* [Task requirements]:
Copy the rows below, starting with the line that contains "find all labels, buttons, inputs, and" and continuing through the line that contains "run-after-build-checkbox[interactable]: ✓ [33,351,44,365]", including both of those lines, and copy nothing else.

(Labeled box records)
################

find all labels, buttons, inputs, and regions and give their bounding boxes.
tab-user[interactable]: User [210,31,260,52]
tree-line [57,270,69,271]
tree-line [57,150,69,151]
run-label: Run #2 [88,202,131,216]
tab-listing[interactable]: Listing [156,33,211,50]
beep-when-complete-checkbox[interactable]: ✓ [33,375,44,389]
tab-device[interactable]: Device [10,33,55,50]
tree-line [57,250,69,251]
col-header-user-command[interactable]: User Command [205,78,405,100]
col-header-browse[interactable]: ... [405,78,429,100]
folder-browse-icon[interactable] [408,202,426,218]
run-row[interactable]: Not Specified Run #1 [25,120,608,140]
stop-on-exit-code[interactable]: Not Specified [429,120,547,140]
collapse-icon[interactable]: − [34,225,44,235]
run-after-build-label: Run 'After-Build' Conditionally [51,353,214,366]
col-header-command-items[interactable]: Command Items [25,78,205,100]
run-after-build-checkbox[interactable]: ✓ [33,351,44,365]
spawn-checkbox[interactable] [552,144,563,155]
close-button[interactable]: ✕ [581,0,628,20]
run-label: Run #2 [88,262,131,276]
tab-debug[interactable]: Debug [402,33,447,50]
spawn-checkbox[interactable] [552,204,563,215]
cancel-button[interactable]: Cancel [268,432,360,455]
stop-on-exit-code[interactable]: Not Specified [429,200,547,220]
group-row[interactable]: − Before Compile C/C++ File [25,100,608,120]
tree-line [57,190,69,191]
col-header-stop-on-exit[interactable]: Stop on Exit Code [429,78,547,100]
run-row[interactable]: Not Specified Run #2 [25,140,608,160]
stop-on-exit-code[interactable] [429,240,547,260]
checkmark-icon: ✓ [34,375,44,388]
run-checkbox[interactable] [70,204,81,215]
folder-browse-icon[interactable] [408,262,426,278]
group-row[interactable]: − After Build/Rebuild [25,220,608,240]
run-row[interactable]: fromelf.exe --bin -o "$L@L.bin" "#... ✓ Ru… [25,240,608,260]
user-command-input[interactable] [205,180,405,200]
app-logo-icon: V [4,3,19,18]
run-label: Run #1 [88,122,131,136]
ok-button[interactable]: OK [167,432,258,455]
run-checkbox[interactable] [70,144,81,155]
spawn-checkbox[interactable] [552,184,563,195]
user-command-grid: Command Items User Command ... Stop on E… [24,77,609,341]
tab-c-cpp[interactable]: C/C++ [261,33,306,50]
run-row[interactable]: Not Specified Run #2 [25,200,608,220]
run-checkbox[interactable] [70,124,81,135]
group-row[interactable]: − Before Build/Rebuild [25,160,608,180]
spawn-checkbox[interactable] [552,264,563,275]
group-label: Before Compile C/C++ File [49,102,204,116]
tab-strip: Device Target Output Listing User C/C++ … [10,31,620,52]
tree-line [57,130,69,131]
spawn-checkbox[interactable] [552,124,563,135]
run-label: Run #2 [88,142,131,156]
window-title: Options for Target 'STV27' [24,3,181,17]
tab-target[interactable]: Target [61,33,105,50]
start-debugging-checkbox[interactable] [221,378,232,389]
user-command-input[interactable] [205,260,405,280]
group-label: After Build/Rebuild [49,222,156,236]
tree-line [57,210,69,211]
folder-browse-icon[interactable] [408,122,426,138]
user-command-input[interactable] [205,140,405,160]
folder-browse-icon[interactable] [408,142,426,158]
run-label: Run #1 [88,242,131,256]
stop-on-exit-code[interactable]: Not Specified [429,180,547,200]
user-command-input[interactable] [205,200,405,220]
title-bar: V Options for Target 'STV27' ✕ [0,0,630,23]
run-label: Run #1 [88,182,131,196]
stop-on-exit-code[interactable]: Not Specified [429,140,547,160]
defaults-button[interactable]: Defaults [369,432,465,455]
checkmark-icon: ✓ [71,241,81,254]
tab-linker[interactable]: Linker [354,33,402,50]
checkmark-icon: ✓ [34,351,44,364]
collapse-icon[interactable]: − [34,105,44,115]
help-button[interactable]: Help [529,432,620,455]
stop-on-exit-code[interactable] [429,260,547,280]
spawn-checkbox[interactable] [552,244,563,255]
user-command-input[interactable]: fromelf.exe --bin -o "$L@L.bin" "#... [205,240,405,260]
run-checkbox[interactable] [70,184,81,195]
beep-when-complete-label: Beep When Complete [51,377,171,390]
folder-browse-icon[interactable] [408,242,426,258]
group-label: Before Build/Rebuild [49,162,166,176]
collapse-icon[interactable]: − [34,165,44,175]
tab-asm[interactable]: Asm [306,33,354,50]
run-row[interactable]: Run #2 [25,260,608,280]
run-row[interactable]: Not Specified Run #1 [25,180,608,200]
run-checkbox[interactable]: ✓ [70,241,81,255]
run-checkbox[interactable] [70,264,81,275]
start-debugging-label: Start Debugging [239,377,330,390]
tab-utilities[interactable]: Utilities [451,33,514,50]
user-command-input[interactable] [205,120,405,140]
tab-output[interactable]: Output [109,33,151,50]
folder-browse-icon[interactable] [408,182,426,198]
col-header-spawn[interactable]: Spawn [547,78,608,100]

################

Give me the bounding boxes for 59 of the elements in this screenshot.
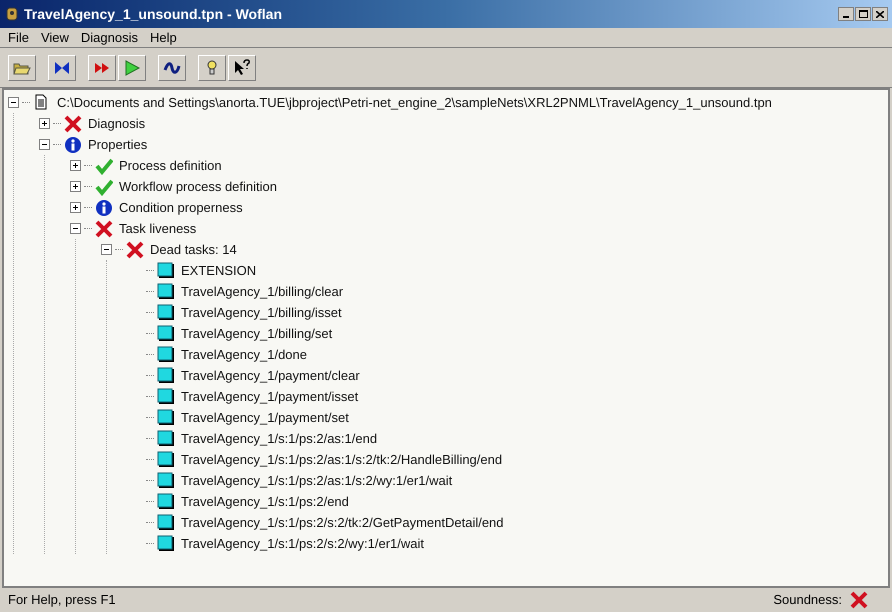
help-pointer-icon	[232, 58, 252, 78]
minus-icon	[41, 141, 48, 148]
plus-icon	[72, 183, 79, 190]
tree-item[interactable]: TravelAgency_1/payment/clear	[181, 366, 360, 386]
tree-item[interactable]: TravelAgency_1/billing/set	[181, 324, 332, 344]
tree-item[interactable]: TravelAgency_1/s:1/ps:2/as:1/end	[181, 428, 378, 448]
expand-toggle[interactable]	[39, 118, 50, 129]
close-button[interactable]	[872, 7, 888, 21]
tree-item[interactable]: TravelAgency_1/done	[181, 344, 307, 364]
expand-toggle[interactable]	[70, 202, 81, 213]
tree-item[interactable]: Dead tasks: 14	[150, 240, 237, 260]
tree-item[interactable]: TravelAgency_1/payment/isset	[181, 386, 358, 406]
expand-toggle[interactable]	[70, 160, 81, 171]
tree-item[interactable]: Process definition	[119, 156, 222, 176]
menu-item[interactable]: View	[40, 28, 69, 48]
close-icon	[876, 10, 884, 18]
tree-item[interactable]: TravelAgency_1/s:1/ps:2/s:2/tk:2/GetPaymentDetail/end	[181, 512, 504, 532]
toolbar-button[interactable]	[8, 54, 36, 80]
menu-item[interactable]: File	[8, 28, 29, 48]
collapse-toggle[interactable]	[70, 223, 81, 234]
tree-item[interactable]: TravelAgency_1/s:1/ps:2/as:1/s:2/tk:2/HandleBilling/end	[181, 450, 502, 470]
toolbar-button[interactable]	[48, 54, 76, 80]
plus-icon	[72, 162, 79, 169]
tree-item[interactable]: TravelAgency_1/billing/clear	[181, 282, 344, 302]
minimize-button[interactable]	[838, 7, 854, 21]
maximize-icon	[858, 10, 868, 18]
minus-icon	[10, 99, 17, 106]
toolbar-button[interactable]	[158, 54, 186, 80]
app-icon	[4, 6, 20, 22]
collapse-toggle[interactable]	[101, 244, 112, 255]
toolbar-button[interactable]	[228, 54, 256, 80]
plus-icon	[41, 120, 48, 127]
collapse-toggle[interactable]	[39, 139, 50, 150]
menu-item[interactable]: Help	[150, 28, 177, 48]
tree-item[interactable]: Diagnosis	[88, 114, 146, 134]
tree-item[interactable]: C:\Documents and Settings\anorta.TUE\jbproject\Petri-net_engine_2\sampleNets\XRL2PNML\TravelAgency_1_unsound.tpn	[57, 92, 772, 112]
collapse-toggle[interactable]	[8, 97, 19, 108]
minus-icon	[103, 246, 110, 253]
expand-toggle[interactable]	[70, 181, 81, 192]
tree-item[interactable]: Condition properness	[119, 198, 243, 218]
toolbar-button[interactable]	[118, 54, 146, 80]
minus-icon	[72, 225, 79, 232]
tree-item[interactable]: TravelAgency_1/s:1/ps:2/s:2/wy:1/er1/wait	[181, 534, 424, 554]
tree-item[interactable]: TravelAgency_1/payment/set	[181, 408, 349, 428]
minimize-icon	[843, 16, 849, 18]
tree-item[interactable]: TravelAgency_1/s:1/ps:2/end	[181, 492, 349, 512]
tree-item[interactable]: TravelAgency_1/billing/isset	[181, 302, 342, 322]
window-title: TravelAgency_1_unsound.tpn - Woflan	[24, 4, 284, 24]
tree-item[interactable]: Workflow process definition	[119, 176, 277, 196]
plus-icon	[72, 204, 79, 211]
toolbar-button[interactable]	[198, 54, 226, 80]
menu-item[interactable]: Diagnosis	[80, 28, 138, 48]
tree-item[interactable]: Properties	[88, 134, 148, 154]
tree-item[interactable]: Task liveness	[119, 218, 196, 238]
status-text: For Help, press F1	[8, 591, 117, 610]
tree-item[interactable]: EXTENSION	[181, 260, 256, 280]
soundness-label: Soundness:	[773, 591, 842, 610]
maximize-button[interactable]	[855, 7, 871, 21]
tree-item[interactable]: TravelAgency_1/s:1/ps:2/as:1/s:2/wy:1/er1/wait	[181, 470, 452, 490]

################

* [Final result]:
find all labels, buttons, inputs, and regions and give their bounding boxes.
tab-user[interactable]: User [210,31,260,52]
tree-line [57,270,69,271]
tree-line [57,150,69,151]
run-label: Run #2 [88,202,131,216]
tab-listing[interactable]: Listing [156,33,211,50]
beep-when-complete-checkbox[interactable]: ✓ [33,375,44,389]
tab-device[interactable]: Device [10,33,55,50]
tree-line [57,250,69,251]
col-header-user-command[interactable]: User Command [205,78,405,100]
col-header-browse[interactable]: ... [405,78,429,100]
folder-browse-icon[interactable] [408,202,426,218]
run-row[interactable]: Not Specified Run #1 [25,120,608,140]
stop-on-exit-code[interactable]: Not Specified [429,120,547,140]
collapse-icon[interactable]: − [34,225,44,235]
run-after-build-label: Run 'After-Build' Conditionally [51,353,214,366]
col-header-command-items[interactable]: Command Items [25,78,205,100]
run-after-build-checkbox[interactable]: ✓ [33,351,44,365]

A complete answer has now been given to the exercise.